(Rows from a dataset)
◇ ◇ ◇ ◇ ◇

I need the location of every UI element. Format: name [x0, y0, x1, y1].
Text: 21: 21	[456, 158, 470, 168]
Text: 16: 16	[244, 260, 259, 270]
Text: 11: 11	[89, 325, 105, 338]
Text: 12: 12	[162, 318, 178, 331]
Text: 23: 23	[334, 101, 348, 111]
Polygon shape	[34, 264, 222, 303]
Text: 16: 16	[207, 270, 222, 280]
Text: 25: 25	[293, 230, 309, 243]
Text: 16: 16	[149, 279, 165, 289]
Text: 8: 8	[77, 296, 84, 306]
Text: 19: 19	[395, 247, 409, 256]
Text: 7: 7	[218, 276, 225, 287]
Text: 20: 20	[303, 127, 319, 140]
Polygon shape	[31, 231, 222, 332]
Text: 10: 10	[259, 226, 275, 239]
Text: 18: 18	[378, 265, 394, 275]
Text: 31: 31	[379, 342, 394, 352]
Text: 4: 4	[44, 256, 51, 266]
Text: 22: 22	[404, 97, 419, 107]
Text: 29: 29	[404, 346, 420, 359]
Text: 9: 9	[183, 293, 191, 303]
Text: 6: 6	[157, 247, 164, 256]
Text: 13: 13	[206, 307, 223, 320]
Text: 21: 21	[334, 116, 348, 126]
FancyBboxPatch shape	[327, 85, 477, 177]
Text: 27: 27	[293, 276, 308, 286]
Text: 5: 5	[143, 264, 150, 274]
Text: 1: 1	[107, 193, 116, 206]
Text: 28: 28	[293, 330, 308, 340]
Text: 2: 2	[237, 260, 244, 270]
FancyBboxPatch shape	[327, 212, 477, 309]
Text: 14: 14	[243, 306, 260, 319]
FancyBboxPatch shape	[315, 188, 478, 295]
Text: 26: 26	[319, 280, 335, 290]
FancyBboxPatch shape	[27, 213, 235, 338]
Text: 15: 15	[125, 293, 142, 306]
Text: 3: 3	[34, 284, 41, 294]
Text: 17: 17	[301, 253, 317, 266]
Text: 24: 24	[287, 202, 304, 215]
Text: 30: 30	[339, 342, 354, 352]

◇ ◇ ◇ ◇ ◇

Update the rows above by changing every "Polygon shape" to "Polygon outline" and leaving everything else the same.

I need the location of every UI element. Format: name [x0, y0, x1, y1].
Text: 21: 21	[456, 158, 470, 168]
Text: 16: 16	[244, 260, 259, 270]
Text: 11: 11	[89, 325, 105, 338]
Text: 12: 12	[162, 318, 178, 331]
Text: 23: 23	[334, 101, 348, 111]
Polygon outline	[34, 264, 222, 303]
Text: 16: 16	[207, 270, 222, 280]
Text: 25: 25	[293, 230, 309, 243]
Text: 16: 16	[149, 279, 165, 289]
Text: 8: 8	[77, 296, 84, 306]
Text: 19: 19	[395, 247, 409, 256]
Text: 7: 7	[218, 276, 225, 287]
Text: 20: 20	[303, 127, 319, 140]
Polygon outline	[31, 231, 222, 332]
Text: 10: 10	[259, 226, 275, 239]
Text: 18: 18	[378, 265, 394, 275]
Text: 31: 31	[379, 342, 394, 352]
Text: 4: 4	[44, 256, 51, 266]
Text: 22: 22	[404, 97, 419, 107]
Text: 29: 29	[404, 346, 420, 359]
Text: 9: 9	[183, 293, 191, 303]
Text: 6: 6	[157, 247, 164, 256]
Text: 13: 13	[206, 307, 223, 320]
Text: 21: 21	[334, 116, 348, 126]
FancyBboxPatch shape	[327, 85, 477, 177]
Text: 27: 27	[293, 276, 308, 286]
Text: 5: 5	[143, 264, 150, 274]
Text: 1: 1	[107, 193, 116, 206]
Text: 28: 28	[293, 330, 308, 340]
Text: 2: 2	[237, 260, 244, 270]
FancyBboxPatch shape	[327, 212, 477, 309]
Text: 14: 14	[243, 306, 260, 319]
FancyBboxPatch shape	[315, 188, 478, 295]
Text: 26: 26	[319, 280, 335, 290]
FancyBboxPatch shape	[27, 213, 235, 338]
Text: 15: 15	[125, 293, 142, 306]
Text: 3: 3	[34, 284, 41, 294]
Text: 17: 17	[301, 253, 317, 266]
Text: 24: 24	[287, 202, 304, 215]
Text: 30: 30	[339, 342, 354, 352]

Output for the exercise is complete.